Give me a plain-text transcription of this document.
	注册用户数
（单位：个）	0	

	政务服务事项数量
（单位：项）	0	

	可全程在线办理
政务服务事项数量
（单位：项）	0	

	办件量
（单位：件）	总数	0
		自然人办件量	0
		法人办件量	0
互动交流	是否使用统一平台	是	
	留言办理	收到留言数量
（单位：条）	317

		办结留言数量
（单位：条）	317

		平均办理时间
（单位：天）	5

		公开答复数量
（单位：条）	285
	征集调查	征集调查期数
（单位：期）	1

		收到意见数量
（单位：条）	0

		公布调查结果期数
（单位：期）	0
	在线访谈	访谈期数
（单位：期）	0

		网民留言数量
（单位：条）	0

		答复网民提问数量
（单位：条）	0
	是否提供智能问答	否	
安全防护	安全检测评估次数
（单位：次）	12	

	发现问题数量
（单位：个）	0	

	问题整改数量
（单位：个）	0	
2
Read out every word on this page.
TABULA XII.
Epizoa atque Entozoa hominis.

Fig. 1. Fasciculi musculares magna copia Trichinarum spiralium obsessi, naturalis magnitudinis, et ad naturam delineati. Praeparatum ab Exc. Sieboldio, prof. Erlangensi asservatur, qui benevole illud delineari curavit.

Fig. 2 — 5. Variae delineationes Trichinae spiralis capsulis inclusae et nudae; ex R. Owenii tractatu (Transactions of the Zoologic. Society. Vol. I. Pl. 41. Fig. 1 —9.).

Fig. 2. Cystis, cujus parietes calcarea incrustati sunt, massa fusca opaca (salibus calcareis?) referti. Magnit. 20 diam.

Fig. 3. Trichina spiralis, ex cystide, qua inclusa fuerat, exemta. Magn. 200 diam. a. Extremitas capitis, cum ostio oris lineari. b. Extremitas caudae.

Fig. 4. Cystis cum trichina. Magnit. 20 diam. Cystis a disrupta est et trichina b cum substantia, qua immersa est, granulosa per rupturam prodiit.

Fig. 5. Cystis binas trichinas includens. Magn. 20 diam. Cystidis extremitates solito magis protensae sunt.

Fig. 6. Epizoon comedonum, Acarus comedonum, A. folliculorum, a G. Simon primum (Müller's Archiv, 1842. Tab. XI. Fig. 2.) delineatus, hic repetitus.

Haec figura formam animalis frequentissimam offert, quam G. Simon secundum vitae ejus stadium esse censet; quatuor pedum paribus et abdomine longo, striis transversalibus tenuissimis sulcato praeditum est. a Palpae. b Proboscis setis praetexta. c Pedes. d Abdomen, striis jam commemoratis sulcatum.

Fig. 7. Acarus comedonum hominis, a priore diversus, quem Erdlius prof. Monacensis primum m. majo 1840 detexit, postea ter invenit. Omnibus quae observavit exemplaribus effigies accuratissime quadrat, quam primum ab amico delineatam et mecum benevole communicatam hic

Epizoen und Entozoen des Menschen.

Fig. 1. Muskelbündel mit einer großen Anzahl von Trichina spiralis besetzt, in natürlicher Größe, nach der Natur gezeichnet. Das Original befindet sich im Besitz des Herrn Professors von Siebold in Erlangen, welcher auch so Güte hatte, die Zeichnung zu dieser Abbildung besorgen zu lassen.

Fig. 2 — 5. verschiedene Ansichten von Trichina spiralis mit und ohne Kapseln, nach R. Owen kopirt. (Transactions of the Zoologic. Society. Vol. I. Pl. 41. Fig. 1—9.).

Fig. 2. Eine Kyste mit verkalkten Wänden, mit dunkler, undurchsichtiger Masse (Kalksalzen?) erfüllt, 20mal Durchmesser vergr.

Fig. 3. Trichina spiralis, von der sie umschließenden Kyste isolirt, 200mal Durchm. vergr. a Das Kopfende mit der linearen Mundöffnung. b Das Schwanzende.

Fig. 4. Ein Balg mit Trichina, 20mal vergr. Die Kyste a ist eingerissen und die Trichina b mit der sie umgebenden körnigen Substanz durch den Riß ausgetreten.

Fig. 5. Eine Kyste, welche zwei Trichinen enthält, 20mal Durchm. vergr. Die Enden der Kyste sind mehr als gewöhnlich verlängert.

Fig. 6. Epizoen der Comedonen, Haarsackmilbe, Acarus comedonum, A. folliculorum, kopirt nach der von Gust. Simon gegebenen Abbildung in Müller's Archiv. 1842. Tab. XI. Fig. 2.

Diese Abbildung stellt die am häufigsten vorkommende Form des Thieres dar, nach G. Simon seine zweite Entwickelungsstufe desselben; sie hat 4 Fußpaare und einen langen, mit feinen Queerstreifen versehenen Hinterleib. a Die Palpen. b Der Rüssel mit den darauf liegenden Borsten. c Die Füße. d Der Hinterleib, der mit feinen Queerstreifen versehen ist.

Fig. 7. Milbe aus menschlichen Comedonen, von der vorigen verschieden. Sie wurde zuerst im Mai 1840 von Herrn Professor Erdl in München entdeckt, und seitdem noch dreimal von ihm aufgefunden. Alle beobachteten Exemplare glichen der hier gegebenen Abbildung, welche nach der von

——

* [Given instruction] Please repeat all the records above exactly as they appear.

* [Response to this exercise]
Give me a plain-text transcription of this document.
	注册用户数
（单位：个）	0	

	政务服务事项数量
（单位：项）	0	

	可全程在线办理
政务服务事项数量
（单位：项）	0	

	办件量
（单位：件）	总数	0
		自然人办件量	0
		法人办件量	0
互动交流	是否使用统一平台	是	
	留言办理	收到留言数量
（单位：条）	317

		办结留言数量
（单位：条）	317

		平均办理时间
（单位：天）	5

		公开答复数量
（单位：条）	285
	征集调查	征集调查期数
（单位：期）	1

		收到意见数量
（单位：条）	0

		公布调查结果期数
（单位：期）	0
	在线访谈	访谈期数
（单位：期）	0

		网民留言数量
（单位：条）	0

		答复网民提问数量
（单位：条）	0
	是否提供智能问答	否	
安全防护	安全检测评估次数
（单位：次）	12	

	发现问题数量
（单位：个）	0	

	问题整改数量
（单位：个）	0	
2
Read out every word on this page.
TABULA XII.
Epizoa atque Entozoa hominis.

Fig. 1. Fasciculi musculares magna copia Trichinarum spiralium obsessi, naturalis magnitudinis, et ad naturam delineati. Praeparatum ab Exc. Sieboldio, prof. Erlangensi asservatur, qui benevole illud delineari curavit.

Fig. 2 — 5. Variae delineationes Trichinae spiralis capsulis inclusae et nudae; ex R. Owenii tractatu (Transactions of the Zoologic. Society. Vol. I. Pl. 41. Fig. 1 —9.).

Fig. 2. Cystis, cujus parietes calcarea incrustati sunt, massa fusca opaca (salibus calcareis?) referti. Magnit. 20 diam.

Fig. 3. Trichina spiralis, ex cystide, qua inclusa fuerat, exemta. Magn. 200 diam. a. Extremitas capitis, cum ostio oris lineari. b. Extremitas caudae.

Fig. 4. Cystis cum trichina. Magnit. 20 diam. Cystis a disrupta est et trichina b cum substantia, qua immersa est, granulosa per rupturam prodiit.

Fig. 5. Cystis binas trichinas includens. Magn. 20 diam. Cystidis extremitates solito magis protensae sunt.

Fig. 6. Epizoon comedonum, Acarus comedonum, A. folliculorum, a G. Simon primum (Müller's Archiv, 1842. Tab. XI. Fig. 2.) delineatus, hic repetitus.

Haec figura formam animalis frequentissimam offert, quam G. Simon secundum vitae ejus stadium esse censet; quatuor pedum paribus et abdomine longo, striis transversalibus tenuissimis sulcato praeditum est. a Palpae. b Proboscis setis praetexta. c Pedes. d Abdomen, striis jam commemoratis sulcatum.

Fig. 7. Acarus comedonum hominis, a priore diversus, quem Erdlius prof. Monacensis primum m. majo 1840 detexit, postea ter invenit. Omnibus quae observavit exemplaribus effigies accuratissime quadrat, quam primum ab amico delineatam et mecum benevole communicatam hic

Epizoen und Entozoen des Menschen.

Fig. 1. Muskelbündel mit einer großen Anzahl von Trichina spiralis besetzt, in natürlicher Größe, nach der Natur gezeichnet. Das Original befindet sich im Besitz des Herrn Professors von Siebold in Erlangen, welcher auch so Güte hatte, die Zeichnung zu dieser Abbildung besorgen zu lassen.

Fig. 2 — 5. verschiedene Ansichten von Trichina spiralis mit und ohne Kapseln, nach R. Owen kopirt. (Transactions of the Zoologic. Society. Vol. I. Pl. 41. Fig. 1—9.).

Fig. 2. Eine Kyste mit verkalkten Wänden, mit dunkler, undurchsichtiger Masse (Kalksalzen?) erfüllt, 20mal Durchmesser vergr.

Fig. 3. Trichina spiralis, von der sie umschließenden Kyste isolirt, 200mal Durchm. vergr. a Das Kopfende mit der linearen Mundöffnung. b Das Schwanzende.

Fig. 4. Ein Balg mit Trichina, 20mal vergr. Die Kyste a ist eingerissen und die Trichina b mit der sie umgebenden körnigen Substanz durch den Riß ausgetreten.

Fig. 5. Eine Kyste, welche zwei Trichinen enthält, 20mal Durchm. vergr. Die Enden der Kyste sind mehr als gewöhnlich verlängert.

Fig. 6. Epizoen der Comedonen, Haarsackmilbe, Acarus comedonum, A. folliculorum, kopirt nach der von Gust. Simon gegebenen Abbildung in Müller's Archiv. 1842. Tab. XI. Fig. 2.

Diese Abbildung stellt die am häufigsten vorkommende Form des Thieres dar, nach G. Simon seine zweite Entwickelungsstufe desselben; sie hat 4 Fußpaare und einen langen, mit feinen Queerstreifen versehenen Hinterleib. a Die Palpen. b Der Rüssel mit den darauf liegenden Borsten. c Die Füße. d Der Hinterleib, der mit feinen Queerstreifen versehen ist.

Fig. 7. Milbe aus menschlichen Comedonen, von der vorigen verschieden. Sie wurde zuerst im Mai 1840 von Herrn Professor Erdl in München entdeckt, und seitdem noch dreimal von ihm aufgefunden. Alle beobachteten Exemplare glichen der hier gegebenen Abbildung, welche nach der von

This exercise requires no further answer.